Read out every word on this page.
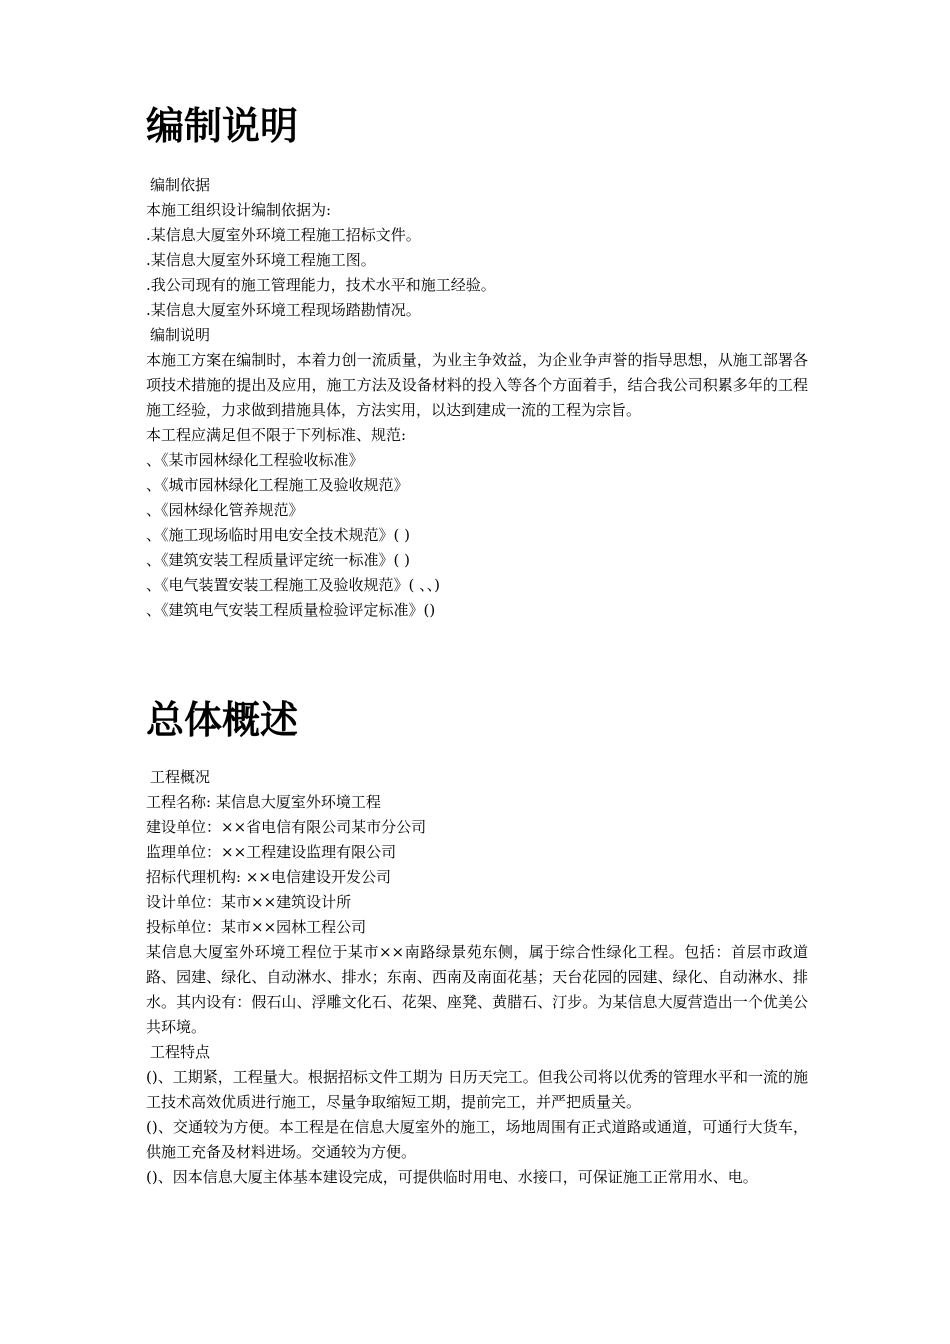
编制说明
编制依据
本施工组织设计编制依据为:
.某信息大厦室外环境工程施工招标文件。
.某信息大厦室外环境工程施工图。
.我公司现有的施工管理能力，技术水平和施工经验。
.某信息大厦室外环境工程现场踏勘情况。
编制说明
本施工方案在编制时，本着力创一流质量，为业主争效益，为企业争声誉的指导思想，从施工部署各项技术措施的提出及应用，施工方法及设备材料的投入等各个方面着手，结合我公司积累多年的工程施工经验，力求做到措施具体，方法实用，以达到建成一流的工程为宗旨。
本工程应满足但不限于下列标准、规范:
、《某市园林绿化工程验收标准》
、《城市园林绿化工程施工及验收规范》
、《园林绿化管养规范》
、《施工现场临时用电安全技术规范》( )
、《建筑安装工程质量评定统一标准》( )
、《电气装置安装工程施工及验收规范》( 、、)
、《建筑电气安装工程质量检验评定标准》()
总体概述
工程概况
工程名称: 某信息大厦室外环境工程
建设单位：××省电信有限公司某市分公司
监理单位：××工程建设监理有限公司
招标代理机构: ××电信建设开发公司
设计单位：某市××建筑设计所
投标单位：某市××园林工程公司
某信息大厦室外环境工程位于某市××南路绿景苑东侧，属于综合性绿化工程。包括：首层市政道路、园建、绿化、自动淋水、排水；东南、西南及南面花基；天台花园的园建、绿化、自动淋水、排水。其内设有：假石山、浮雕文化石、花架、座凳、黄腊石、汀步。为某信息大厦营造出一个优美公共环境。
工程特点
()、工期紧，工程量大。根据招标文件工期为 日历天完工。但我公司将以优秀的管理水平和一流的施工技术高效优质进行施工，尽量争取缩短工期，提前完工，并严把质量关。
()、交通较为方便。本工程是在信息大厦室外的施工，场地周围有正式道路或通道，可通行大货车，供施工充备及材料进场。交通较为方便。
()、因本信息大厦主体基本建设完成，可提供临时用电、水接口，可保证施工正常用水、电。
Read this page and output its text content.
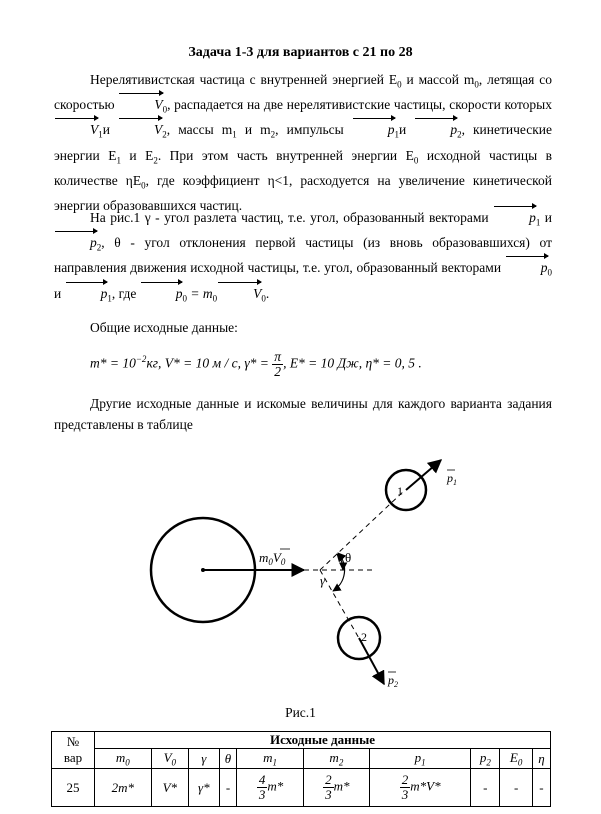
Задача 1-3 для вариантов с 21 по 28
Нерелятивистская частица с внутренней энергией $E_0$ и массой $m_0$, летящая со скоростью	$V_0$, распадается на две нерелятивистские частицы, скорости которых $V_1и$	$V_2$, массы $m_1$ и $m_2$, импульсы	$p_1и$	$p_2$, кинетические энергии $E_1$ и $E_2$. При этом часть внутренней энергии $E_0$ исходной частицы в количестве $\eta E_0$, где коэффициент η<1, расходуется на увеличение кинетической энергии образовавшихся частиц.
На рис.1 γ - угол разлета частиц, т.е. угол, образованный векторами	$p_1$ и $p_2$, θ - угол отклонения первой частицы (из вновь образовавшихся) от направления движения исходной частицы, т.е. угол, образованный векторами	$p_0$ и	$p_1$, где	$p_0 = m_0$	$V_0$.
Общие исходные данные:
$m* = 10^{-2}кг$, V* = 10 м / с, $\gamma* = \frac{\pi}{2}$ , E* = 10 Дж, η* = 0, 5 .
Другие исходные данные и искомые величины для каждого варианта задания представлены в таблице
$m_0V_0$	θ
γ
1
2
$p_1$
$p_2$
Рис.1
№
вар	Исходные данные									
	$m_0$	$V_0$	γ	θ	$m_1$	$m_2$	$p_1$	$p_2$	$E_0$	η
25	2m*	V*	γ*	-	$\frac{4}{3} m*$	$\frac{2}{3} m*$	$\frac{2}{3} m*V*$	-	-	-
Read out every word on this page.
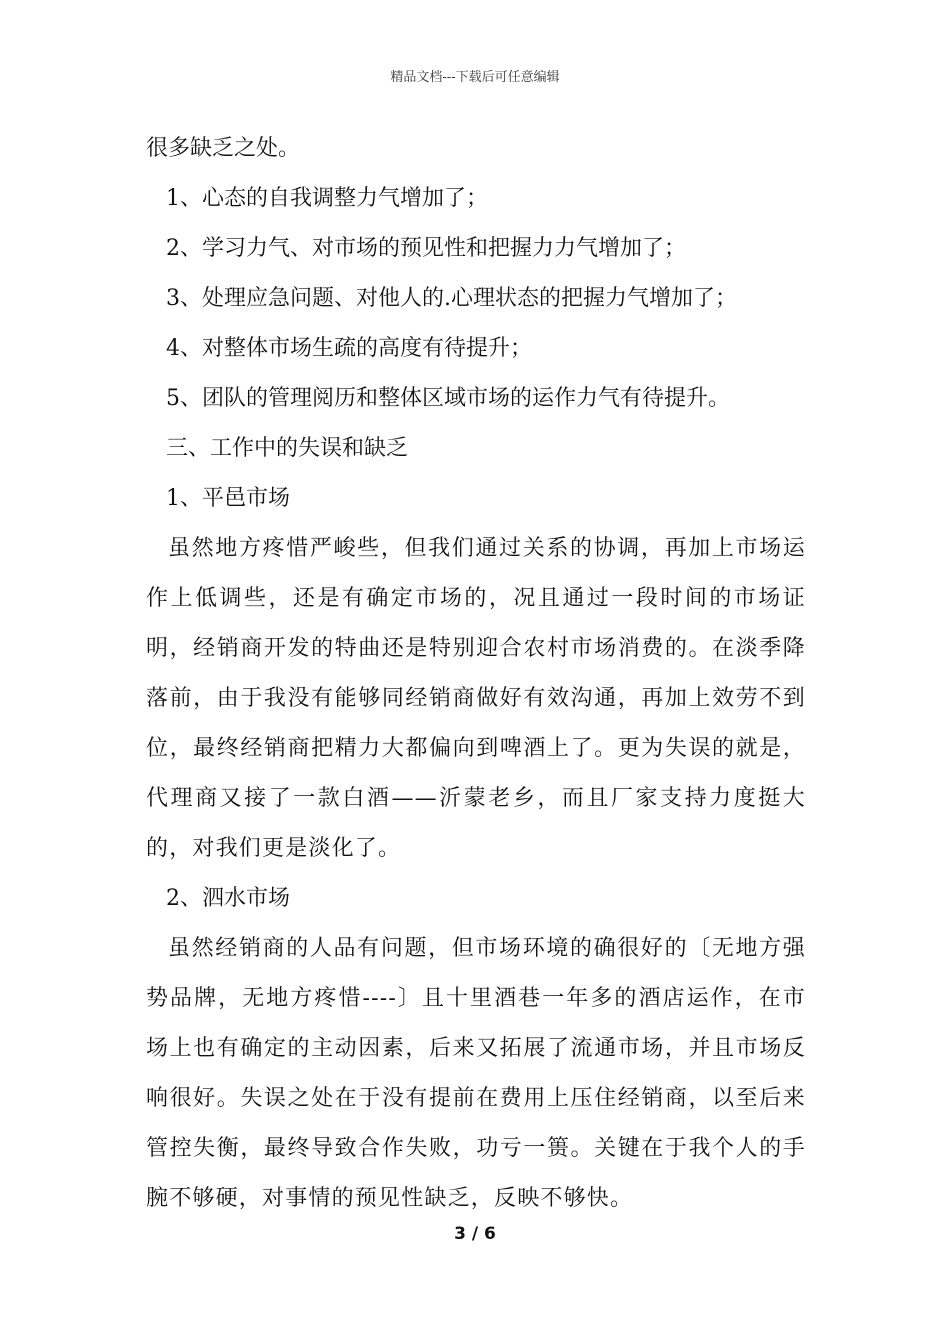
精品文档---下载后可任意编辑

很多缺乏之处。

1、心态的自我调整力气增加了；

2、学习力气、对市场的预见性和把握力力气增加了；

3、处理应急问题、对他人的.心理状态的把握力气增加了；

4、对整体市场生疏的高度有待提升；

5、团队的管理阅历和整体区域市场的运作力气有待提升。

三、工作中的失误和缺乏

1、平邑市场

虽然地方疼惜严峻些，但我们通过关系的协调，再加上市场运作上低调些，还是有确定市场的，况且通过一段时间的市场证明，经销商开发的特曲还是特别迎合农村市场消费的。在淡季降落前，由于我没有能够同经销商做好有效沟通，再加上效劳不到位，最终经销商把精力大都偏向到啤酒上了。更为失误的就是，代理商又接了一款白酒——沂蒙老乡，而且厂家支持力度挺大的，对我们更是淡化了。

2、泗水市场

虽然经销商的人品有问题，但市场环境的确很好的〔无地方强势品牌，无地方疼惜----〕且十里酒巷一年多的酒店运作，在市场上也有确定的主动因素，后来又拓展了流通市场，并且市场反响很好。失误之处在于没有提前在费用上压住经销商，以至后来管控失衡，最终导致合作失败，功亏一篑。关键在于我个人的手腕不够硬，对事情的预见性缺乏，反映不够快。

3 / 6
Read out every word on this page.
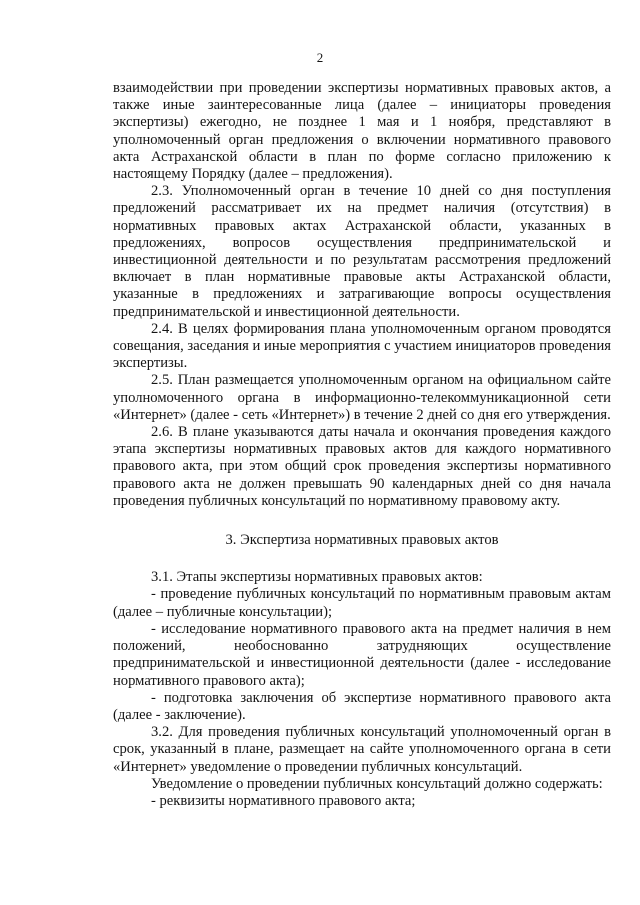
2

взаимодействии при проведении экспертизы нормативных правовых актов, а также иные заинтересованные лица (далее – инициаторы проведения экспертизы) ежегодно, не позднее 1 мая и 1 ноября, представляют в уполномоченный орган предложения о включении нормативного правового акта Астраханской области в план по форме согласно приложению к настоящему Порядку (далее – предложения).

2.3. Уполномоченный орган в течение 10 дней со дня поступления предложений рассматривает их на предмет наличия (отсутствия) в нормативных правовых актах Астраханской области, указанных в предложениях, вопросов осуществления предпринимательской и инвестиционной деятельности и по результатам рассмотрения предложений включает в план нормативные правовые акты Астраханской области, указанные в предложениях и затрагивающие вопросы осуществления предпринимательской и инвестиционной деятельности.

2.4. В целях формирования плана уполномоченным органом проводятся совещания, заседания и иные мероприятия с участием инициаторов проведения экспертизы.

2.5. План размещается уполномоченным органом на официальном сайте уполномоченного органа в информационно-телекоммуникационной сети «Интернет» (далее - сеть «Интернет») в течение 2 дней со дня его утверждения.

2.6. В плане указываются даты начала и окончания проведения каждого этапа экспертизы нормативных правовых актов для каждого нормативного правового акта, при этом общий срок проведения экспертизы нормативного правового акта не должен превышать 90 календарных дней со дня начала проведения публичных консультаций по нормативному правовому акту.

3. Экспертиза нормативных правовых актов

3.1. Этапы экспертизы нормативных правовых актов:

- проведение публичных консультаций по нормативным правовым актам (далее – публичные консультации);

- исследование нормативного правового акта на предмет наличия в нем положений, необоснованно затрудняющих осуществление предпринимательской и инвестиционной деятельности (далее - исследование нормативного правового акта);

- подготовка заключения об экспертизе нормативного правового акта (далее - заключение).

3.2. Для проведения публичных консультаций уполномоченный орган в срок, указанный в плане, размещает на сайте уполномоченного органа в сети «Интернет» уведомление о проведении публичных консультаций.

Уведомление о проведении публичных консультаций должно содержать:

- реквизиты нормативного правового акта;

· · · · ·

• What this task involves:
Check each line of the records above for the string "актов", and report every line that has it.

• Output below:
взаимодействии при проведении экспертизы нормативных правовых актов, а также иные заинтересованные лица (далее – инициаторы проведения экспертизы) ежегодно, не позднее 1 мая и 1 ноября, представляют в уполномоченный орган предложения о включении нормативного правового акта Астраханской области в план по форме согласно приложению к настоящему Порядку (далее – предложения).
2.6. В плане указываются даты начала и окончания проведения каждого этапа экспертизы нормативных правовых актов для каждого нормативного правового акта, при этом общий срок проведения экспертизы нормативного правового акта не должен превышать 90 календарных дней со дня начала проведения публичных консультаций по нормативному правовому акту.
3. Экспертиза нормативных правовых актов
3.1. Этапы экспертизы нормативных правовых актов:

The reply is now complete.